┌────────
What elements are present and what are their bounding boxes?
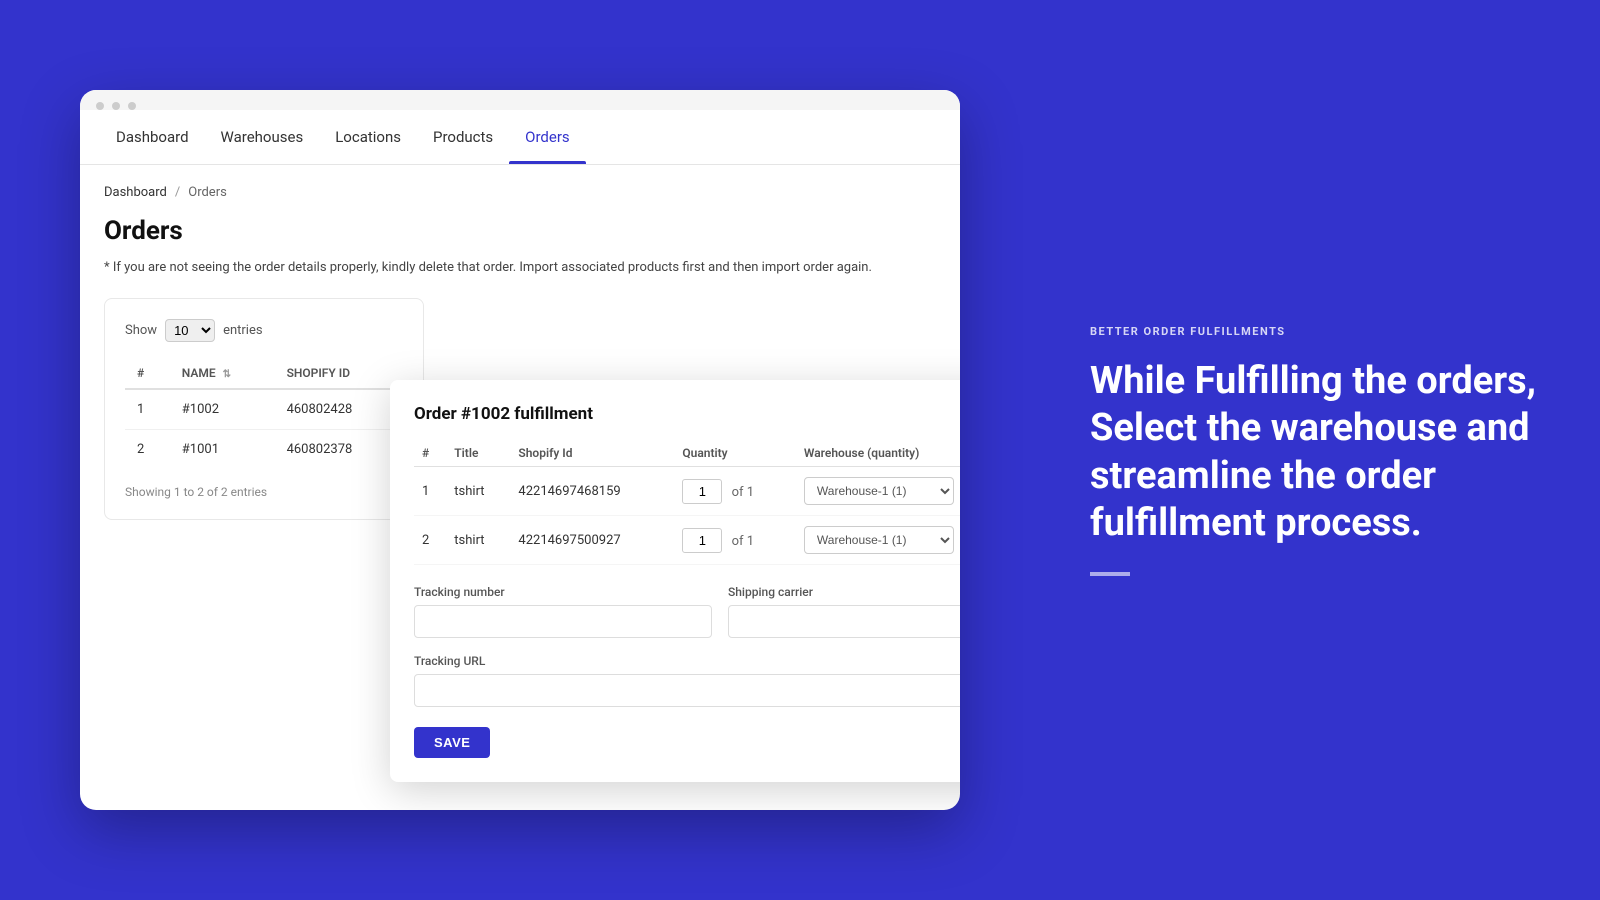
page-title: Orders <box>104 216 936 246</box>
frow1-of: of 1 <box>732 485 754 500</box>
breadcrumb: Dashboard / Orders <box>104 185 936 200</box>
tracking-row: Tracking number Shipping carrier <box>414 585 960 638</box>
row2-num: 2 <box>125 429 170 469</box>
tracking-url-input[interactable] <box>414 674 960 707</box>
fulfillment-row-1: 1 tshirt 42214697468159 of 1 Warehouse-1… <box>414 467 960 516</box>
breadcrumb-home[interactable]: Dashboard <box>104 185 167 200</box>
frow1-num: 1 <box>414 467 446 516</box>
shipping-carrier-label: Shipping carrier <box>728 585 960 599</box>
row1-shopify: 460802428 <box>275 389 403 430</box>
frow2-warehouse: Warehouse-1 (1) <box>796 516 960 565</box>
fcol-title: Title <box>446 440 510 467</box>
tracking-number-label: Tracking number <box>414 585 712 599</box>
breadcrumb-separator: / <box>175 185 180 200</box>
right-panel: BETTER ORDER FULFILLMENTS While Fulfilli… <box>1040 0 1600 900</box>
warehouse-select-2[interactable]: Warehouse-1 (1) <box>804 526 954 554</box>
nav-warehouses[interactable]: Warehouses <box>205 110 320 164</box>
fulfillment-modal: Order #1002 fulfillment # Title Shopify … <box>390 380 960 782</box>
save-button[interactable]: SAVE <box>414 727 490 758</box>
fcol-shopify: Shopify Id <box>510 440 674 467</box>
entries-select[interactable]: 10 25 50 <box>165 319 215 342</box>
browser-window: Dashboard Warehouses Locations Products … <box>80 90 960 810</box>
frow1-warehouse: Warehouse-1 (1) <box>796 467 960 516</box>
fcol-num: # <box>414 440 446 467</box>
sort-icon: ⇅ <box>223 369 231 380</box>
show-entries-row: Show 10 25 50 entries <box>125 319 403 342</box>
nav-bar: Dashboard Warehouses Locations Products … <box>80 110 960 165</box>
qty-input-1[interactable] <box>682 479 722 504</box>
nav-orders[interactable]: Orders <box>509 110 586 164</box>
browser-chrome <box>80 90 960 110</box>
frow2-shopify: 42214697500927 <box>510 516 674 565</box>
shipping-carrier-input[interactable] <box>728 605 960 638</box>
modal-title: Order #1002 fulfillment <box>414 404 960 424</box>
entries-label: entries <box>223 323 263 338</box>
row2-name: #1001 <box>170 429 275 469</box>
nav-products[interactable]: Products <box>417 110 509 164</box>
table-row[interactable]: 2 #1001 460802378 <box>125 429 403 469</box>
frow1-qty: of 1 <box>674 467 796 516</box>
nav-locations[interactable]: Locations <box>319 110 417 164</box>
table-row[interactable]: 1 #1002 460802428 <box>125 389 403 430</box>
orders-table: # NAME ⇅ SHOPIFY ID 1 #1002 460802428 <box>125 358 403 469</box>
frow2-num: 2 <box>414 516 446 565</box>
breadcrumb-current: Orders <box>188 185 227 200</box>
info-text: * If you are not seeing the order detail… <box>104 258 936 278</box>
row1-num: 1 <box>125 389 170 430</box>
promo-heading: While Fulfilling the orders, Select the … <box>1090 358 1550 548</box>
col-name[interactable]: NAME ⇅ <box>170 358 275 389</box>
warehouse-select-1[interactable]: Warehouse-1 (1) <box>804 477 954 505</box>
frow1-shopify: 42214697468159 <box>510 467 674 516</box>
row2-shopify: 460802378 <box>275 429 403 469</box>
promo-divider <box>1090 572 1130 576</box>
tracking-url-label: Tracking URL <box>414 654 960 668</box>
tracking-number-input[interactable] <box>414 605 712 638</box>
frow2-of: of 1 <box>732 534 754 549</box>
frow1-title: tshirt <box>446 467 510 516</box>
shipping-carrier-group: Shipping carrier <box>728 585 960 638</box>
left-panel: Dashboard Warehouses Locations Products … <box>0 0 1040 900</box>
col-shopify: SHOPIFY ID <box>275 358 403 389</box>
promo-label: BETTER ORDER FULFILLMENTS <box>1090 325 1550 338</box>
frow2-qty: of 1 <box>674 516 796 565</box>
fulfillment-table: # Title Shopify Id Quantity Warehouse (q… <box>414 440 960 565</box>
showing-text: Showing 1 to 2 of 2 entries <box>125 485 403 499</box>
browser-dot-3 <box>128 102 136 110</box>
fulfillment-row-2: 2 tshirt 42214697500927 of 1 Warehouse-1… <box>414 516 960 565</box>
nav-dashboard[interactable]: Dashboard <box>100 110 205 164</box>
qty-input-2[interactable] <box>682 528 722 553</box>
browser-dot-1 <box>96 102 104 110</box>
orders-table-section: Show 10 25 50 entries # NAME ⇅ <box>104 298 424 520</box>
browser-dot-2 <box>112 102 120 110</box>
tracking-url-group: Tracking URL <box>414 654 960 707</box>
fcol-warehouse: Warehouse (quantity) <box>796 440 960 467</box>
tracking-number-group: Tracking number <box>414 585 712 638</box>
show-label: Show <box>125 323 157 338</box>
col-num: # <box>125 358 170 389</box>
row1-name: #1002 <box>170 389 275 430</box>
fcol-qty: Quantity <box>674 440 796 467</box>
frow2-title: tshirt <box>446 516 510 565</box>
└────────
TASK REQUIREMENTS >> Reproduce every line of the records above word for word, leaving out the pictures.

TASK ANSWER >>
What elements are present and what are their bounding boxes?
page-title: Orders <box>104 216 936 246</box>
frow1-of: of 1 <box>732 485 754 500</box>
breadcrumb: Dashboard / Orders <box>104 185 936 200</box>
tracking-row: Tracking number Shipping carrier <box>414 585 960 638</box>
row2-num: 2 <box>125 429 170 469</box>
tracking-url-input[interactable] <box>414 674 960 707</box>
fulfillment-row-1: 1 tshirt 42214697468159 of 1 Warehouse-1… <box>414 467 960 516</box>
breadcrumb-home[interactable]: Dashboard <box>104 185 167 200</box>
frow1-num: 1 <box>414 467 446 516</box>
shipping-carrier-label: Shipping carrier <box>728 585 960 599</box>
row1-shopify: 460802428 <box>275 389 403 430</box>
frow2-warehouse: Warehouse-1 (1) <box>796 516 960 565</box>
fcol-title: Title <box>446 440 510 467</box>
tracking-number-label: Tracking number <box>414 585 712 599</box>
breadcrumb-separator: / <box>175 185 180 200</box>
right-panel: BETTER ORDER FULFILLMENTS While Fulfilli… <box>1040 0 1600 900</box>
warehouse-select-2[interactable]: Warehouse-1 (1) <box>804 526 954 554</box>
nav-warehouses[interactable]: Warehouses <box>205 110 320 164</box>
fulfillment-modal: Order #1002 fulfillment # Title Shopify … <box>390 380 960 782</box>
save-button[interactable]: SAVE <box>414 727 490 758</box>
fcol-shopify: Shopify Id <box>510 440 674 467</box>
entries-select[interactable]: 10 25 50 <box>165 319 215 342</box>
browser-window: Dashboard Warehouses Locations Products … <box>80 90 960 810</box>
frow1-warehouse: Warehouse-1 (1) <box>796 467 960 516</box>
fcol-num: # <box>414 440 446 467</box>
sort-icon: ⇅ <box>223 369 231 380</box>
show-entries-row: Show 10 25 50 entries <box>125 319 403 342</box>
nav-bar: Dashboard Warehouses Locations Products … <box>80 110 960 165</box>
qty-input-1[interactable] <box>682 479 722 504</box>
nav-orders[interactable]: Orders <box>509 110 586 164</box>
browser-chrome <box>80 90 960 110</box>
frow2-shopify: 42214697500927 <box>510 516 674 565</box>
shipping-carrier-input[interactable] <box>728 605 960 638</box>
modal-title: Order #1002 fulfillment <box>414 404 960 424</box>
entries-label: entries <box>223 323 263 338</box>
row2-name: #1001 <box>170 429 275 469</box>
nav-products[interactable]: Products <box>417 110 509 164</box>
table-row[interactable]: 2 #1001 460802378 <box>125 429 403 469</box>
frow1-qty: of 1 <box>674 467 796 516</box>
nav-locations[interactable]: Locations <box>319 110 417 164</box>
table-row[interactable]: 1 #1002 460802428 <box>125 389 403 430</box>
orders-table: # NAME ⇅ SHOPIFY ID 1 #1002 460802428 <box>125 358 403 469</box>
frow2-num: 2 <box>414 516 446 565</box>
breadcrumb-current: Orders <box>188 185 227 200</box>
info-text: * If you are not seeing the order detail… <box>104 258 936 278</box>
row1-num: 1 <box>125 389 170 430</box>
promo-heading: While Fulfilling the orders, Select the … <box>1090 358 1550 548</box>
col-name[interactable]: NAME ⇅ <box>170 358 275 389</box>
warehouse-select-1[interactable]: Warehouse-1 (1) <box>804 477 954 505</box>
frow1-shopify: 42214697468159 <box>510 467 674 516</box>
row2-shopify: 460802378 <box>275 429 403 469</box>
promo-divider <box>1090 572 1130 576</box>
tracking-url-label: Tracking URL <box>414 654 960 668</box>
tracking-number-input[interactable] <box>414 605 712 638</box>
frow2-of: of 1 <box>732 534 754 549</box>
frow1-title: tshirt <box>446 467 510 516</box>
shipping-carrier-group: Shipping carrier <box>728 585 960 638</box>
left-panel: Dashboard Warehouses Locations Products … <box>0 0 1040 900</box>
col-shopify: SHOPIFY ID <box>275 358 403 389</box>
promo-label: BETTER ORDER FULFILLMENTS <box>1090 325 1550 338</box>
frow2-qty: of 1 <box>674 516 796 565</box>
fulfillment-table: # Title Shopify Id Quantity Warehouse (q… <box>414 440 960 565</box>
showing-text: Showing 1 to 2 of 2 entries <box>125 485 403 499</box>
browser-dot-3 <box>128 102 136 110</box>
fulfillment-row-2: 2 tshirt 42214697500927 of 1 Warehouse-1… <box>414 516 960 565</box>
nav-dashboard[interactable]: Dashboard <box>100 110 205 164</box>
qty-input-2[interactable] <box>682 528 722 553</box>
browser-dot-1 <box>96 102 104 110</box>
orders-table-section: Show 10 25 50 entries # NAME ⇅ <box>104 298 424 520</box>
browser-dot-2 <box>112 102 120 110</box>
tracking-url-group: Tracking URL <box>414 654 960 707</box>
fcol-warehouse: Warehouse (quantity) <box>796 440 960 467</box>
tracking-number-group: Tracking number <box>414 585 712 638</box>
show-label: Show <box>125 323 157 338</box>
col-num: # <box>125 358 170 389</box>
row1-name: #1002 <box>170 389 275 430</box>
fcol-qty: Quantity <box>674 440 796 467</box>
frow2-title: tshirt <box>446 516 510 565</box>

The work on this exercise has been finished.